*Task goal*:
Give back, unchanged, the lines of the listing from the one with "- battery-percent: 61%: [553, 7, 592, 28]" up to and including the one with "- mute-icon: [411, 9, 431, 27]".

──────── Data to process

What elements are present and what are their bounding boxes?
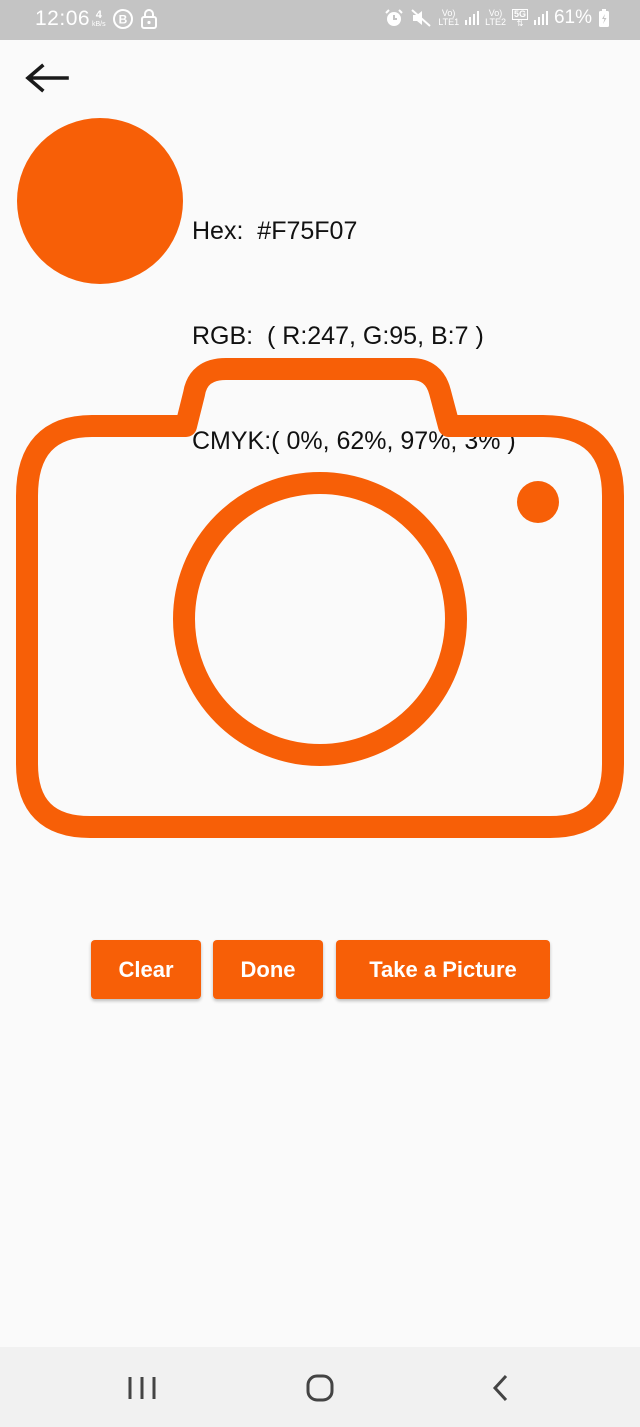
- battery-percent: 61%: [553, 7, 592, 28]
- net-speed-value: 4: [95, 9, 102, 21]
- take-picture-button[interactable]: Take a Picture: [336, 940, 550, 999]
- signal-icon: [465, 11, 480, 25]
- sim2-indicator: Vo) LTE2: [485, 9, 506, 27]
- status-right-icons: Vo) LTE1 Vo) LTE2 5G ⇅ 61%: [384, 7, 610, 29]
- color-swatch: [17, 118, 183, 284]
- sim1-indicator: Vo) LTE1: [438, 9, 459, 27]
- status-time: 12:06: [35, 7, 91, 30]
- b-circle-icon: B: [112, 9, 133, 29]
- nav-back-button[interactable]: [460, 1347, 540, 1427]
- sim1-label-bottom: LTE1: [438, 17, 460, 27]
- network-type-label: 5G: [511, 8, 528, 20]
- signal-icon-2: [533, 11, 548, 25]
- app-screen: 12:06 4 kB/s B Vo) LTE1 Vo) LTE2 5G ⇅ 61…: [0, 0, 640, 1427]
- recents-icon: [128, 1377, 156, 1399]
- back-chevron-icon: [492, 1374, 508, 1402]
- home-button[interactable]: [280, 1347, 360, 1427]
- svg-text:B: B: [118, 13, 127, 27]
- camera-icon[interactable]: [16, 356, 624, 840]
- status-left-icons: 4 kB/s B: [92, 8, 158, 30]
- battery-icon: [599, 9, 609, 27]
- net-speed-unit: kB/s: [92, 21, 106, 28]
- rgb-value: RGB: ( R:247, G:95, B:7 ): [192, 322, 484, 350]
- clear-button[interactable]: Clear: [91, 940, 201, 999]
- network-type-indicator: 5G ⇅: [511, 8, 528, 28]
- hex-value: Hex: #F75F07: [192, 217, 358, 245]
- lock-icon: [140, 9, 157, 29]
- arrow-left-icon: [25, 63, 69, 93]
- navigation-bar: [0, 1347, 640, 1427]
- alarm-icon: [385, 9, 403, 26]
- status-bar: 12:06 4 kB/s B Vo) LTE1 Vo) LTE2 5G ⇅ 61…: [0, 0, 640, 40]
- recents-button[interactable]: [102, 1347, 182, 1427]
- sim2-label-bottom: LTE2: [485, 17, 506, 27]
- net-speed-indicator: 4 kB/s: [92, 9, 106, 29]
- done-button[interactable]: Done: [213, 940, 323, 999]
- back-button[interactable]: [22, 58, 72, 98]
- home-icon: [306, 1374, 334, 1402]
- mute-icon: [411, 9, 431, 27]
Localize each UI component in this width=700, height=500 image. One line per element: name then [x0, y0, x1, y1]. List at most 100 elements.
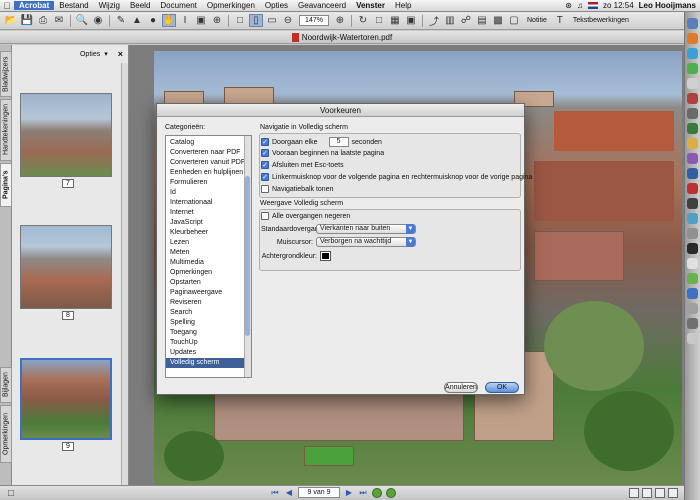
page-number-field[interactable]: 9 van 9: [298, 487, 340, 498]
page-thumbnail[interactable]: [20, 225, 112, 309]
background-color-swatch[interactable]: [320, 251, 331, 261]
app-icon[interactable]: [687, 168, 698, 179]
app-icon[interactable]: [687, 78, 698, 89]
app-icon[interactable]: [687, 303, 698, 314]
category-item[interactable]: Converteren vanuit PDF: [166, 158, 251, 168]
tab-bladwijzers[interactable]: Bladwijzers: [0, 51, 12, 97]
vooraan-checkbox[interactable]: ✓: [261, 149, 269, 157]
article-icon[interactable]: ▤: [475, 14, 489, 27]
app-icon[interactable]: [687, 198, 698, 209]
acrobat-icon[interactable]: [687, 183, 698, 194]
app-icon[interactable]: [687, 123, 698, 134]
category-item[interactable]: Updates: [166, 348, 251, 358]
tab-handtekeningen[interactable]: Handtekeningen: [0, 99, 12, 161]
menu-opmerkingen[interactable]: Opmerkingen: [202, 1, 260, 10]
zoom-out-icon[interactable]: ⊖: [281, 14, 295, 27]
category-item[interactable]: TouchUp: [166, 338, 251, 348]
category-item-selected[interactable]: Volledig scherm: [166, 358, 251, 368]
afsluiten-checkbox[interactable]: ✓: [261, 161, 269, 169]
safari-icon[interactable]: [687, 48, 698, 59]
text-edit-icon[interactable]: T: [553, 14, 567, 27]
tab-bijlagen[interactable]: Bijlagen: [0, 367, 12, 403]
category-item[interactable]: Id: [166, 188, 251, 198]
snapshot-icon[interactable]: ▣: [194, 14, 208, 27]
app-icon[interactable]: [687, 63, 698, 74]
category-item[interactable]: Converteren naar PDF: [166, 148, 251, 158]
category-item[interactable]: Spelling: [166, 318, 251, 328]
categories-scrollbar[interactable]: [244, 136, 251, 377]
doorgaan-checkbox[interactable]: ✓: [261, 138, 269, 146]
zoom-in-icon[interactable]: ⊕: [210, 14, 224, 27]
linkermuisknop-checkbox[interactable]: ✓: [261, 173, 269, 181]
close-icon[interactable]: ×: [118, 49, 123, 59]
app-icon[interactable]: [687, 318, 698, 329]
category-item[interactable]: Catalog: [166, 138, 251, 148]
actual-size-icon[interactable]: □: [233, 14, 247, 27]
navigatiebalk-checkbox[interactable]: [261, 185, 269, 193]
first-page-icon[interactable]: ⏮: [270, 487, 280, 498]
menu-venster[interactable]: Venster: [351, 1, 390, 10]
category-item[interactable]: Formulieren: [166, 178, 251, 188]
menubar-user[interactable]: Leo Hooijmans: [639, 1, 696, 10]
app-icon[interactable]: [687, 213, 698, 224]
zoom-in-plus-icon[interactable]: ⊕: [333, 14, 347, 27]
app-icon[interactable]: [687, 228, 698, 239]
menu-bestand[interactable]: Bestand: [54, 1, 93, 10]
notitie-button[interactable]: Notitie: [523, 17, 551, 24]
app-icon[interactable]: [687, 138, 698, 149]
cancel-button[interactable]: Annuleren: [444, 382, 478, 393]
ok-button[interactable]: OK: [485, 382, 519, 393]
menu-help[interactable]: Help: [390, 1, 416, 10]
previous-page-icon[interactable]: ◀: [284, 487, 294, 498]
app-icon[interactable]: [687, 93, 698, 104]
bluetooth-icon[interactable]: ⊛: [565, 1, 572, 10]
app-icon[interactable]: [687, 333, 698, 344]
note-icon[interactable]: ▢: [507, 14, 521, 27]
categories-list[interactable]: Catalog Converteren naar PDF Converteren…: [165, 135, 252, 378]
page-size-icon[interactable]: □: [4, 487, 18, 500]
category-item[interactable]: Search: [166, 308, 251, 318]
menu-beeld[interactable]: Beeld: [125, 1, 155, 10]
menu-geavanceerd[interactable]: Geavanceerd: [293, 1, 351, 10]
category-item[interactable]: Multimedia: [166, 258, 251, 268]
category-item[interactable]: Paginaweergave: [166, 288, 251, 298]
crop-icon[interactable]: ▥: [443, 14, 457, 27]
menu-app[interactable]: Acrobat: [14, 1, 55, 10]
menubar-clock[interactable]: zo 12:54: [603, 1, 634, 10]
pen-icon[interactable]: ✎: [114, 14, 128, 27]
zoom-level-field[interactable]: 147%: [299, 15, 329, 26]
menu-opties[interactable]: Opties: [260, 1, 293, 10]
save-icon[interactable]: 💾: [20, 14, 34, 27]
firefox-icon[interactable]: [687, 33, 698, 44]
stamp-icon[interactable]: ▲: [130, 14, 144, 27]
volume-icon[interactable]: ♫: [577, 1, 583, 10]
app-icon[interactable]: [687, 243, 698, 254]
email-icon[interactable]: ✉: [52, 14, 66, 27]
category-item[interactable]: JavaScript: [166, 218, 251, 228]
page-thumbnail[interactable]: [20, 93, 112, 177]
page-thumbnail-selected[interactable]: [20, 358, 112, 440]
dutch-flag-icon[interactable]: [587, 2, 598, 9]
app-icon[interactable]: [687, 273, 698, 284]
category-item[interactable]: Eenheden en hulplijnen: [166, 168, 251, 178]
binoculars-icon[interactable]: ◉: [91, 14, 105, 27]
open-icon[interactable]: 📂: [4, 14, 18, 27]
scrollbar-thumb[interactable]: [245, 176, 250, 336]
app-icon[interactable]: [687, 108, 698, 119]
tekstbewerkingen-button[interactable]: Tekstbewerkingen: [569, 17, 633, 24]
category-item[interactable]: Kleurbeheer: [166, 228, 251, 238]
apple-menu-icon[interactable]: : [0, 1, 14, 11]
search-icon[interactable]: 🔍: [75, 14, 89, 27]
arrow-tool-icon[interactable]: ⤴: [427, 14, 441, 28]
dropdown-icon[interactable]: ▾: [104, 50, 108, 58]
tab-opmerkingen[interactable]: Opmerkingen: [0, 405, 12, 463]
finder-icon[interactable]: [687, 18, 698, 29]
rotate-icon[interactable]: ↻: [356, 14, 370, 27]
fit-page-icon[interactable]: ▯: [249, 14, 263, 27]
category-item[interactable]: Meten: [166, 248, 251, 258]
category-item[interactable]: Internationaal: [166, 198, 251, 208]
app-icon[interactable]: [687, 153, 698, 164]
category-item[interactable]: Opmerkingen: [166, 268, 251, 278]
menu-document[interactable]: Document: [155, 1, 201, 10]
category-item[interactable]: Lezen: [166, 238, 251, 248]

────────────────

*Completed task*:
- battery-percent: 61%: [553, 7, 592, 28]
- net-speed-value: 4: [95, 9, 102, 21]
- take-picture-button[interactable]: Take a Picture: [336, 940, 550, 999]
- signal-icon: [465, 11, 480, 25]
- sim2-indicator: Vo) LTE2: [485, 9, 506, 27]
- status-right-icons: Vo) LTE1 Vo) LTE2 5G ⇅ 61%: [384, 7, 610, 29]
- color-swatch: [17, 118, 183, 284]
- sim1-indicator: Vo) LTE1: [438, 9, 459, 27]
- status-time: 12:06: [35, 7, 91, 30]
- b-circle-icon: B: [112, 9, 133, 29]
- nav-back-button[interactable]: [460, 1347, 540, 1427]
- sim1-label-bottom: LTE1: [438, 17, 460, 27]
- network-type-label: 5G: [511, 8, 528, 20]
- signal-icon-2: [533, 11, 548, 25]
- app-screen: 12:06 4 kB/s B Vo) LTE1 Vo) LTE2 5G ⇅ 61…: [0, 0, 640, 1427]
- recents-icon: [128, 1377, 156, 1399]
- back-chevron-icon: [492, 1374, 508, 1402]
- home-button[interactable]: [280, 1347, 360, 1427]
- svg-text:B: B: [118, 13, 127, 27]
- camera-icon[interactable]: [16, 356, 624, 840]
- status-left-icons: 4 kB/s B: [92, 8, 158, 30]
- battery-icon: [599, 9, 609, 27]
- net-speed-unit: kB/s: [92, 21, 106, 28]
- rgb-value: RGB: ( R:247, G:95, B:7 ): [192, 322, 484, 350]
- clear-button[interactable]: Clear: [91, 940, 201, 999]
- network-type-indicator: 5G ⇅: [511, 8, 528, 28]
- hex-value: Hex: #F75F07: [192, 217, 358, 245]
- lock-icon: [140, 9, 157, 29]
- arrow-left-icon: [25, 63, 69, 93]
- navigation-bar: [0, 1347, 640, 1427]
- alarm-icon: [385, 9, 403, 26]
- status-bar: 12:06 4 kB/s B Vo) LTE1 Vo) LTE2 5G ⇅ 61…: [0, 0, 640, 40]
- recents-button[interactable]: [102, 1347, 182, 1427]
- sim2-label-bottom: LTE2: [485, 17, 506, 27]
- net-speed-indicator: 4 kB/s: [92, 9, 106, 29]
- done-button[interactable]: Done: [213, 940, 323, 999]
- back-button[interactable]: [22, 58, 72, 98]
- home-icon: [306, 1374, 334, 1402]
- mute-icon: [411, 9, 431, 27]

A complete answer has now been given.